● Short task
Pick every line with "mail" from the material below.

** START Available data **

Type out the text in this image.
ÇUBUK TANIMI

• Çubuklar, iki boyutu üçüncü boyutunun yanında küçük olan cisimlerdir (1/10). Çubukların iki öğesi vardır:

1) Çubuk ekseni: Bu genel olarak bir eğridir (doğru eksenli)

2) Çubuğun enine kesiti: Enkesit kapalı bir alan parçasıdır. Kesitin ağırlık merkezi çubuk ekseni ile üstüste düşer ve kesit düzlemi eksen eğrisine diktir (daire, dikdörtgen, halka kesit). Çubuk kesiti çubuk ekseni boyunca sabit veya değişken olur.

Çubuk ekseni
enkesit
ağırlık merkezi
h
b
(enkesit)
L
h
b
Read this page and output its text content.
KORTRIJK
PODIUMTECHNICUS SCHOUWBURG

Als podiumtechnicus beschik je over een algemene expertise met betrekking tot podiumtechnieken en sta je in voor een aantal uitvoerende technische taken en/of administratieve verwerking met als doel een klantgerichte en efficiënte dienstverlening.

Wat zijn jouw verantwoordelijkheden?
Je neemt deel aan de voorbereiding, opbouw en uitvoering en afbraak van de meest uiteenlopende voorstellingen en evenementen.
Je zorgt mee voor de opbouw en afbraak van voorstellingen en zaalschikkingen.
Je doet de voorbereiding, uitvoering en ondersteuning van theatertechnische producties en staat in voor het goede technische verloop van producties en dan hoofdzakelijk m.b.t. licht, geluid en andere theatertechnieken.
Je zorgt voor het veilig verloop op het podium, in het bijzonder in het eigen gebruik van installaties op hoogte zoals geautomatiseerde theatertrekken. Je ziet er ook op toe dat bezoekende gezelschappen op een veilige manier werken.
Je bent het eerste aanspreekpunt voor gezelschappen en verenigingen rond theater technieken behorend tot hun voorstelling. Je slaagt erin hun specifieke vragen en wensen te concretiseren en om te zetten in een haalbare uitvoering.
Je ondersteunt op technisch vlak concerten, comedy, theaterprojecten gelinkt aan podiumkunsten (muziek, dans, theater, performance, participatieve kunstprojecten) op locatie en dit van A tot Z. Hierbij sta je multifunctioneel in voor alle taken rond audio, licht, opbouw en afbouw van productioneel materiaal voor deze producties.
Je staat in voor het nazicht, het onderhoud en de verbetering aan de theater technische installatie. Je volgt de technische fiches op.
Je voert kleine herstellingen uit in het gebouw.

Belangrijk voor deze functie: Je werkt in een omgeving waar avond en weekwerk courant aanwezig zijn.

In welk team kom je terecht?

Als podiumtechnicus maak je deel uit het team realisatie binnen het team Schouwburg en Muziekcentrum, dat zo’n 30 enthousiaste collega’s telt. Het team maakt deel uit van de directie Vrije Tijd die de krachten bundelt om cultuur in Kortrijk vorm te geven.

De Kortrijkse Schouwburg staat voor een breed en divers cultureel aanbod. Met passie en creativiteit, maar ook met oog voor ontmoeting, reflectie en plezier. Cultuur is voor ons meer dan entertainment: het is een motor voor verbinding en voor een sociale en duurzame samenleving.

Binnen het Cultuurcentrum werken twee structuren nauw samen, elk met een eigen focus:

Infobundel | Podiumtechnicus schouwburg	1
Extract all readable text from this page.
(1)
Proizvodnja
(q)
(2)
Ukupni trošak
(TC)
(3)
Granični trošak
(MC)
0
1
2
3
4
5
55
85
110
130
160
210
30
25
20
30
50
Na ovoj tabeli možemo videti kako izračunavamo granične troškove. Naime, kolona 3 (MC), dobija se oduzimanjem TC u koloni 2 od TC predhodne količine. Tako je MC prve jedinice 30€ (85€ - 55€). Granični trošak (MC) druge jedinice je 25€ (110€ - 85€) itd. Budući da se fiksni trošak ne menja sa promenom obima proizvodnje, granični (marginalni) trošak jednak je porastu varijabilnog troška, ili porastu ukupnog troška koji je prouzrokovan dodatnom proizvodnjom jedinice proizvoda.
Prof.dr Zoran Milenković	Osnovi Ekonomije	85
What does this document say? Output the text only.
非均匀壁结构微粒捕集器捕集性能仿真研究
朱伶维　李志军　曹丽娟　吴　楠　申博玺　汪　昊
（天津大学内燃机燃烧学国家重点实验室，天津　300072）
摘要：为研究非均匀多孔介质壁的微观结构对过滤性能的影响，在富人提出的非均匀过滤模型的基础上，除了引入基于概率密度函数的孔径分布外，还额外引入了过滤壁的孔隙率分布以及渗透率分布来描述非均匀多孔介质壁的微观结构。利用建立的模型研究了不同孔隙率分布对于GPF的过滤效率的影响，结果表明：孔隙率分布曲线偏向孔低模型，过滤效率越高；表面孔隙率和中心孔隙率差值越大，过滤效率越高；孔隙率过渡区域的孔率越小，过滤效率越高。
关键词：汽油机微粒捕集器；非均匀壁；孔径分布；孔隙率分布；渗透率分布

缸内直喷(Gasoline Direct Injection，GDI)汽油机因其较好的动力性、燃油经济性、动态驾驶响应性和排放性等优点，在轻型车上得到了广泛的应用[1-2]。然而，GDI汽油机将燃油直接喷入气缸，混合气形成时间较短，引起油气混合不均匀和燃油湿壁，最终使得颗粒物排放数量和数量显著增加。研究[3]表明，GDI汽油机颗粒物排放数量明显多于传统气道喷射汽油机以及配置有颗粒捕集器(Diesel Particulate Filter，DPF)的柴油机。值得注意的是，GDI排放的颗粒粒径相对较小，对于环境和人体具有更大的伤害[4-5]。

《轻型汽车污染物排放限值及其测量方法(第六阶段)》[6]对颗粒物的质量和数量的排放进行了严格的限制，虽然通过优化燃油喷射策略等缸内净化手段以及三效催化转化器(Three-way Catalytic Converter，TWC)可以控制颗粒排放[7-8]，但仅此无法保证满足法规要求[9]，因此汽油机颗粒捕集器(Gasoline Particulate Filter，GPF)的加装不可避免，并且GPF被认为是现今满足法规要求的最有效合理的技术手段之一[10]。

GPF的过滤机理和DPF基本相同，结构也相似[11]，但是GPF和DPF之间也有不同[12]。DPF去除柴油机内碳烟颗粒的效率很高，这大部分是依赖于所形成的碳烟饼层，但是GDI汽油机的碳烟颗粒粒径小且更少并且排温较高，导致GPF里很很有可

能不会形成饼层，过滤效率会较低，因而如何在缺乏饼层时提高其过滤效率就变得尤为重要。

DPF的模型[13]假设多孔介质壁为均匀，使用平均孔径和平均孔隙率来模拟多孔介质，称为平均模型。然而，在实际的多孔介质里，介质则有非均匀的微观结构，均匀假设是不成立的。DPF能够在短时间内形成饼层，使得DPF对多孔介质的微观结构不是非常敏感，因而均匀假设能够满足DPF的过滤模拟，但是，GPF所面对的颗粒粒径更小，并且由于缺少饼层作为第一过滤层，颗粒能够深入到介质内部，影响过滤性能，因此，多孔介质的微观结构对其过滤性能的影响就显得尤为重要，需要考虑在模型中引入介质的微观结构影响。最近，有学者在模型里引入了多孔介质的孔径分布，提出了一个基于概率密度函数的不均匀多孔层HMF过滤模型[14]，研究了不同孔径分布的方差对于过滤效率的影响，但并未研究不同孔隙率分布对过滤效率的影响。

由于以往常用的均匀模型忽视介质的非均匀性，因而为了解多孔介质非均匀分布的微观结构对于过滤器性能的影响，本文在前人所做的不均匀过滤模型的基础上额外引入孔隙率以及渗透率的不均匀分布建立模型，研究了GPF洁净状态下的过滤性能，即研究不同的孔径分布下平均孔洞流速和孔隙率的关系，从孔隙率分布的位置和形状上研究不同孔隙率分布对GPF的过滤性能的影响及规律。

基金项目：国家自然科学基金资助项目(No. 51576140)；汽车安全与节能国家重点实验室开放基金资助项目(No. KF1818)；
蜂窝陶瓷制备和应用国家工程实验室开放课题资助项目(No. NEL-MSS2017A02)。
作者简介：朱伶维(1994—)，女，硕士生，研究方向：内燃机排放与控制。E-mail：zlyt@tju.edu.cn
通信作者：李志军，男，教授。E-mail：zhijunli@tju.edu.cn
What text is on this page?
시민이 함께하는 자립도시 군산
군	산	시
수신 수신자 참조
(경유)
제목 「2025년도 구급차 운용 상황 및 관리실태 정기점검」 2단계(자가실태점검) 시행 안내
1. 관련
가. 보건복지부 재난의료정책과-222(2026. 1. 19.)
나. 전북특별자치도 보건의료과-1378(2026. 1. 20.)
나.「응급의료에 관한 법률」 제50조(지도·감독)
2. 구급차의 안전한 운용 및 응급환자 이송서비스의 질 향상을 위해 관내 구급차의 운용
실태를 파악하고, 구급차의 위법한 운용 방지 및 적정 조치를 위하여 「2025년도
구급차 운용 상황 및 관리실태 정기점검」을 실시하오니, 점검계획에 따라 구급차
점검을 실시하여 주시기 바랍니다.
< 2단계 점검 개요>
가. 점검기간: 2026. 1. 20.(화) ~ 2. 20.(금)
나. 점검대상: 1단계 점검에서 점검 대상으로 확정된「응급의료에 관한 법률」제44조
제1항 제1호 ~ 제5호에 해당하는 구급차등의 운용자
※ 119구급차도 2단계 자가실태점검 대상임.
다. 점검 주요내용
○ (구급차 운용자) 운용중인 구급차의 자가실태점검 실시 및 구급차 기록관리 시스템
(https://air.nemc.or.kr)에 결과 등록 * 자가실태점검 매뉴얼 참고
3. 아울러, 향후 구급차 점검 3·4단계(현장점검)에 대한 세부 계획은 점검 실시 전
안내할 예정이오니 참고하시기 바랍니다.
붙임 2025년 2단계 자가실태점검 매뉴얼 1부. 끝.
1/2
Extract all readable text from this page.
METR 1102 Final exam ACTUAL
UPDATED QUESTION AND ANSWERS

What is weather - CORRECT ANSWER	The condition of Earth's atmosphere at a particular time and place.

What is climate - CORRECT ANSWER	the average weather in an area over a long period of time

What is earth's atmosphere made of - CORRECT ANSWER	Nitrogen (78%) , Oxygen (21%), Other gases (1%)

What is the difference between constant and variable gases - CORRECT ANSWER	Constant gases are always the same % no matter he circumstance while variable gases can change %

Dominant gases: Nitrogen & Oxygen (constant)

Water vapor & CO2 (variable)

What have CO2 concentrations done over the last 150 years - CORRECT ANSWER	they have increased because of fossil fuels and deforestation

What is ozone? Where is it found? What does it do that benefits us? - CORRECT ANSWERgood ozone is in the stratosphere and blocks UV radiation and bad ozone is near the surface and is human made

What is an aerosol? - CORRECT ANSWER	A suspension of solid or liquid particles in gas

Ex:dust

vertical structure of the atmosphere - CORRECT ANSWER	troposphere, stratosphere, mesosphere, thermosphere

** END Available data **

● Completed exercise
作者简介：朱伶维(1994—)，女，硕士生，研究方向：内燃机排放与控制。E-mail：zlyt@tju.edu.cn
通信作者：李志军，男，教授。E-mail：zhijunli@tju.edu.cn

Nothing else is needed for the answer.